§ **TASK TO CARRY OUT**
Repeat each line of the material below exactly as it appears, minus any pictures.

§ **SUPPLIED DATA**

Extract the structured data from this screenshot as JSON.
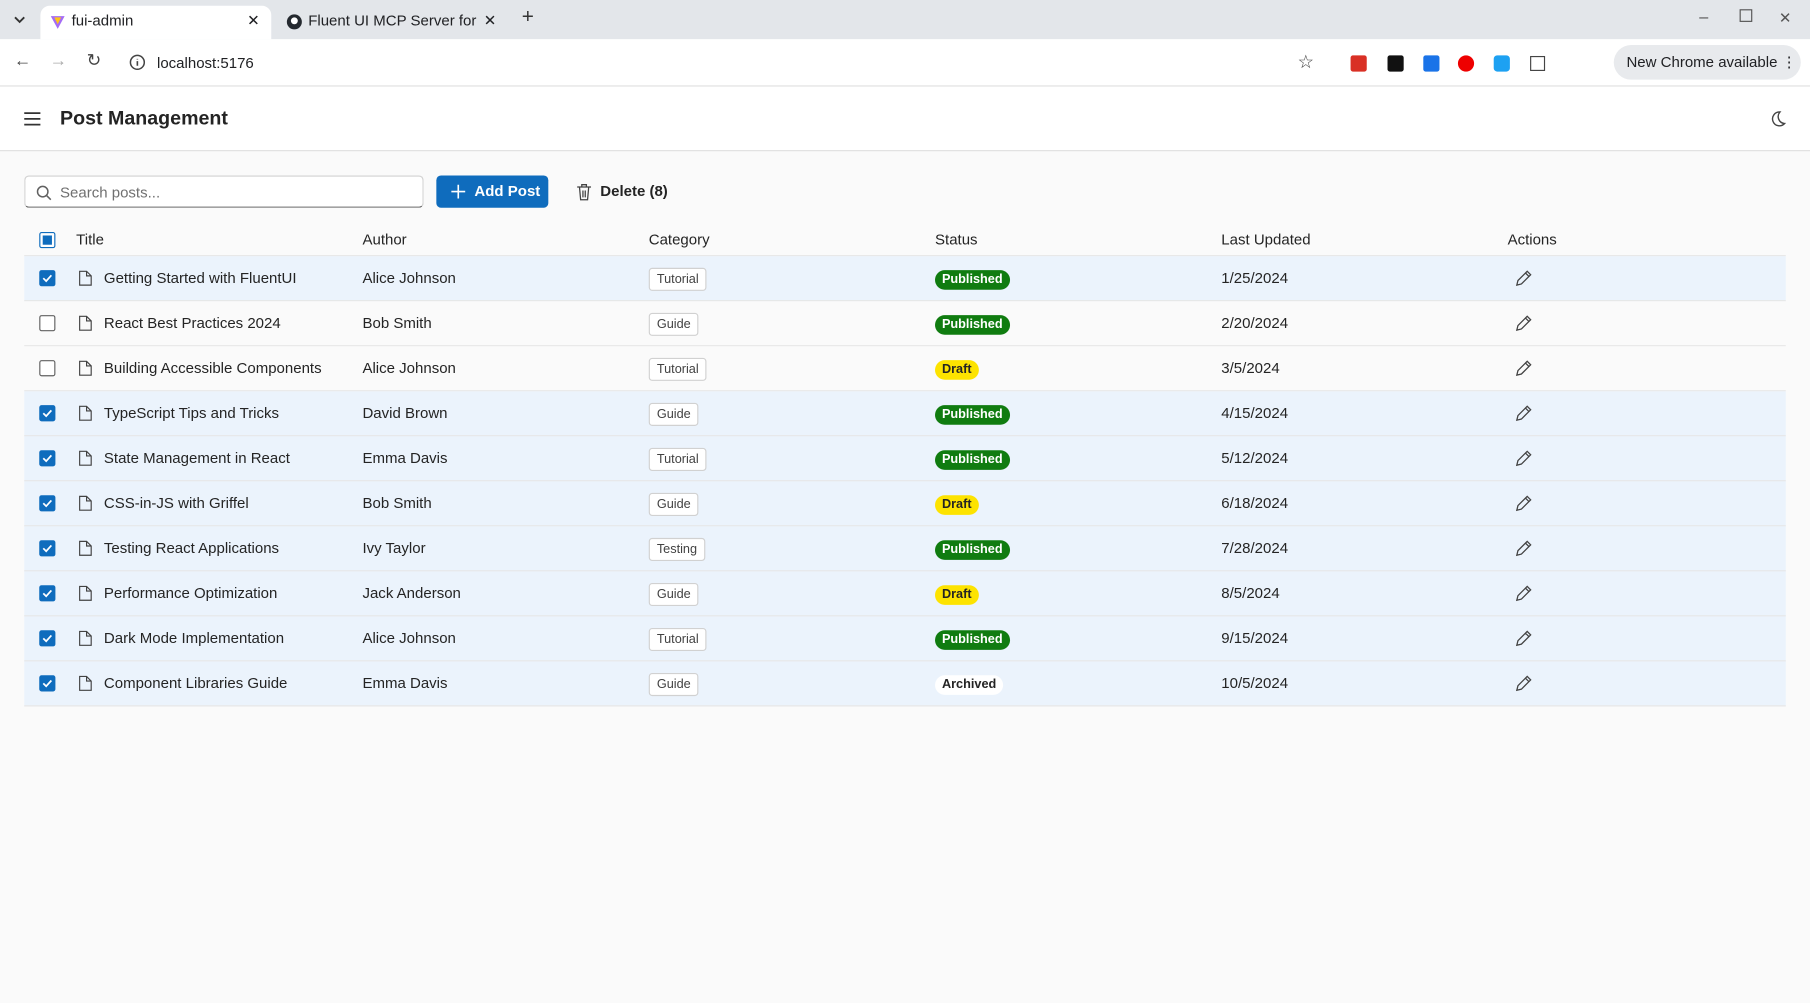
{
  "browser": {
    "tabs": [
      "fui-admin",
      "Fluent UI MCP Server for"
    ],
    "address": "localhost:5176",
    "update_button": "New Chrome available"
  },
  "header": {
    "title": "Post Management"
  },
  "toolbar": {
    "search_placeholder": "Search posts...",
    "add_button": "Add Post",
    "delete_button": "Delete (8)"
  },
  "table": {
    "columns": [
      "Title",
      "Author",
      "Category",
      "Status",
      "Last Updated",
      "Actions"
    ],
    "rows": [
      {
        "selected": true,
        "title": "Getting Started with FluentUI",
        "author": "Alice Johnson",
        "category": "Tutorial",
        "status": "Published",
        "updated": "1/25/2024"
      },
      {
        "selected": false,
        "title": "React Best Practices 2024",
        "author": "Bob Smith",
        "category": "Guide",
        "status": "Published",
        "updated": "2/20/2024"
      },
      {
        "selected": false,
        "title": "Building Accessible Components",
        "author": "Alice Johnson",
        "category": "Tutorial",
        "status": "Draft",
        "updated": "3/5/2024"
      },
      {
        "selected": true,
        "title": "TypeScript Tips and Tricks",
        "author": "David Brown",
        "category": "Guide",
        "status": "Published",
        "updated": "4/15/2024"
      },
      {
        "selected": true,
        "title": "State Management in React",
        "author": "Emma Davis",
        "category": "Tutorial",
        "status": "Published",
        "updated": "5/12/2024"
      },
      {
        "selected": true,
        "title": "CSS-in-JS with Griffel",
        "author": "Bob Smith",
        "category": "Guide",
        "status": "Draft",
        "updated": "6/18/2024"
      },
      {
        "selected": true,
        "title": "Testing React Applications",
        "author": "Ivy Taylor",
        "category": "Testing",
        "status": "Published",
        "updated": "7/28/2024"
      },
      {
        "selected": true,
        "title": "Performance Optimization",
        "author": "Jack Anderson",
        "category": "Guide",
        "status": "Draft",
        "updated": "8/5/2024"
      },
      {
        "selected": true,
        "title": "Dark Mode Implementation",
        "author": "Alice Johnson",
        "category": "Tutorial",
        "status": "Published",
        "updated": "9/15/2024"
      },
      {
        "selected": true,
        "title": "Component Libraries Guide",
        "author": "Emma Davis",
        "category": "Guide",
        "status": "Archived",
        "updated": "10/5/2024"
      }
    ]
  }
}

§ **WRITTEN SOLUTION**
Extract the structured data from this screenshot as JSON.
{
  "browser": {
    "tabs": [
      "fui-admin",
      "Fluent UI MCP Server for"
    ],
    "address": "localhost:5176",
    "update_button": "New Chrome available"
  },
  "header": {
    "title": "Post Management"
  },
  "toolbar": {
    "search_placeholder": "Search posts...",
    "add_button": "Add Post",
    "delete_button": "Delete (8)"
  },
  "table": {
    "columns": [
      "Title",
      "Author",
      "Category",
      "Status",
      "Last Updated",
      "Actions"
    ],
    "rows": [
      {
        "selected": true,
        "title": "Getting Started with FluentUI",
        "author": "Alice Johnson",
        "category": "Tutorial",
        "status": "Published",
        "updated": "1/25/2024"
      },
      {
        "selected": false,
        "title": "React Best Practices 2024",
        "author": "Bob Smith",
        "category": "Guide",
        "status": "Published",
        "updated": "2/20/2024"
      },
      {
        "selected": false,
        "title": "Building Accessible Components",
        "author": "Alice Johnson",
        "category": "Tutorial",
        "status": "Draft",
        "updated": "3/5/2024"
      },
      {
        "selected": true,
        "title": "TypeScript Tips and Tricks",
        "author": "David Brown",
        "category": "Guide",
        "status": "Published",
        "updated": "4/15/2024"
      },
      {
        "selected": true,
        "title": "State Management in React",
        "author": "Emma Davis",
        "category": "Tutorial",
        "status": "Published",
        "updated": "5/12/2024"
      },
      {
        "selected": true,
        "title": "CSS-in-JS with Griffel",
        "author": "Bob Smith",
        "category": "Guide",
        "status": "Draft",
        "updated": "6/18/2024"
      },
      {
        "selected": true,
        "title": "Testing React Applications",
        "author": "Ivy Taylor",
        "category": "Testing",
        "status": "Published",
        "updated": "7/28/2024"
      },
      {
        "selected": true,
        "title": "Performance Optimization",
        "author": "Jack Anderson",
        "category": "Guide",
        "status": "Draft",
        "updated": "8/5/2024"
      },
      {
        "selected": true,
        "title": "Dark Mode Implementation",
        "author": "Alice Johnson",
        "category": "Tutorial",
        "status": "Published",
        "updated": "9/15/2024"
      },
      {
        "selected": true,
        "title": "Component Libraries Guide",
        "author": "Emma Davis",
        "category": "Guide",
        "status": "Archived",
        "updated": "10/5/2024"
      }
    ]
  }
}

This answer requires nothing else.